# Task description
Copy the records that follow exactly as written, but not their pictures.

# Stored records
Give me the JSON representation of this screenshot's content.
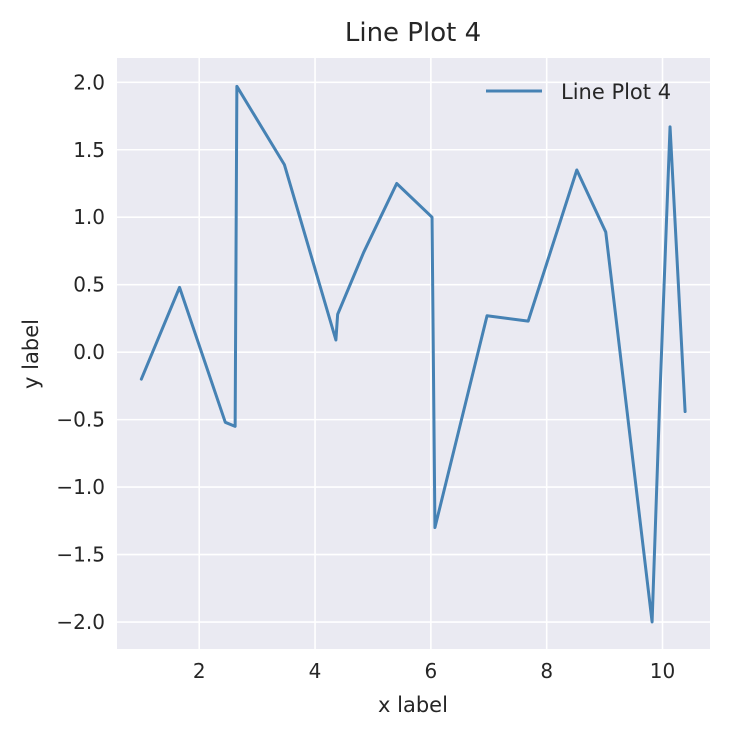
{
  "chart_data": {
    "type": "line",
    "title": "Line Plot 4",
    "xlabel": "x label",
    "ylabel": "y label",
    "xlim": [
      0.58,
      10.82
    ],
    "ylim": [
      -2.2,
      2.18
    ],
    "xticks": [
      2,
      4,
      6,
      8,
      10
    ],
    "yticks": [
      -2.0,
      -1.5,
      -1.0,
      -0.5,
      0.0,
      0.5,
      1.0,
      1.5,
      2.0
    ],
    "xtick_labels": [
      "2",
      "4",
      "6",
      "8",
      "10"
    ],
    "ytick_labels": [
      "−2.0",
      "−1.5",
      "−1.0",
      "−0.5",
      "0.0",
      "0.5",
      "1.0",
      "1.5",
      "2.0"
    ],
    "grid": true,
    "legend_position": "top-right",
    "series": [
      {
        "name": "Line Plot 4",
        "color": "#4682b4",
        "x": [
          1.0,
          1.66,
          2.45,
          2.62,
          2.65,
          3.47,
          4.36,
          4.39,
          4.84,
          5.41,
          6.02,
          6.07,
          6.97,
          7.68,
          8.52,
          9.02,
          9.82,
          9.95,
          10.13,
          10.39
        ],
        "y": [
          -0.2,
          0.48,
          -0.52,
          -0.55,
          1.97,
          1.39,
          0.09,
          0.28,
          0.74,
          1.25,
          1.0,
          -1.3,
          0.27,
          0.23,
          1.35,
          0.89,
          -2.0,
          -0.38,
          1.67,
          -0.44
        ]
      }
    ]
  }
}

# Task output
Give me the JSON representation of this screenshot's content.
{
  "chart_data": {
    "type": "line",
    "title": "Line Plot 4",
    "xlabel": "x label",
    "ylabel": "y label",
    "xlim": [
      0.58,
      10.82
    ],
    "ylim": [
      -2.2,
      2.18
    ],
    "xticks": [
      2,
      4,
      6,
      8,
      10
    ],
    "yticks": [
      -2.0,
      -1.5,
      -1.0,
      -0.5,
      0.0,
      0.5,
      1.0,
      1.5,
      2.0
    ],
    "xtick_labels": [
      "2",
      "4",
      "6",
      "8",
      "10"
    ],
    "ytick_labels": [
      "−2.0",
      "−1.5",
      "−1.0",
      "−0.5",
      "0.0",
      "0.5",
      "1.0",
      "1.5",
      "2.0"
    ],
    "grid": true,
    "legend_position": "top-right",
    "series": [
      {
        "name": "Line Plot 4",
        "color": "#4682b4",
        "x": [
          1.0,
          1.66,
          2.45,
          2.62,
          2.65,
          3.47,
          4.36,
          4.39,
          4.84,
          5.41,
          6.02,
          6.07,
          6.97,
          7.68,
          8.52,
          9.02,
          9.82,
          9.95,
          10.13,
          10.39
        ],
        "y": [
          -0.2,
          0.48,
          -0.52,
          -0.55,
          1.97,
          1.39,
          0.09,
          0.28,
          0.74,
          1.25,
          1.0,
          -1.3,
          0.27,
          0.23,
          1.35,
          0.89,
          -2.0,
          -0.38,
          1.67,
          -0.44
        ]
      }
    ]
  }
}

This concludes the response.